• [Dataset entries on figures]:
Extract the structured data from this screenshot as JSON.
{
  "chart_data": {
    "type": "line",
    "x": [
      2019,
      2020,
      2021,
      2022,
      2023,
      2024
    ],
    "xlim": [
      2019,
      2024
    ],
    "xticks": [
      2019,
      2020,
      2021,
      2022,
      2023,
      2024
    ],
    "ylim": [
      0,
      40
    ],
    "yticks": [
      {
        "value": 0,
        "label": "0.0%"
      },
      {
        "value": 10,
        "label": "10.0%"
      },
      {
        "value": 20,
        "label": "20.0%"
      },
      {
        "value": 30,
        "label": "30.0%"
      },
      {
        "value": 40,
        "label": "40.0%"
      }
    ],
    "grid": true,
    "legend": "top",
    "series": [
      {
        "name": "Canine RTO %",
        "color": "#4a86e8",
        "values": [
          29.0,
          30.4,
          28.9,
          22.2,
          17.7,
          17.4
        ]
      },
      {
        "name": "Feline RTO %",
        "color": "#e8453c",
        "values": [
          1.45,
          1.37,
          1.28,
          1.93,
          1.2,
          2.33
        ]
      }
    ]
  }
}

• [Goal]:
Pick out each line containing the string "label" and copy it.

• [Worked solution]:
        "label": "0.0%"
        "label": "10.0%"
        "label": "20.0%"
        "label": "30.0%"
        "label": "40.0%"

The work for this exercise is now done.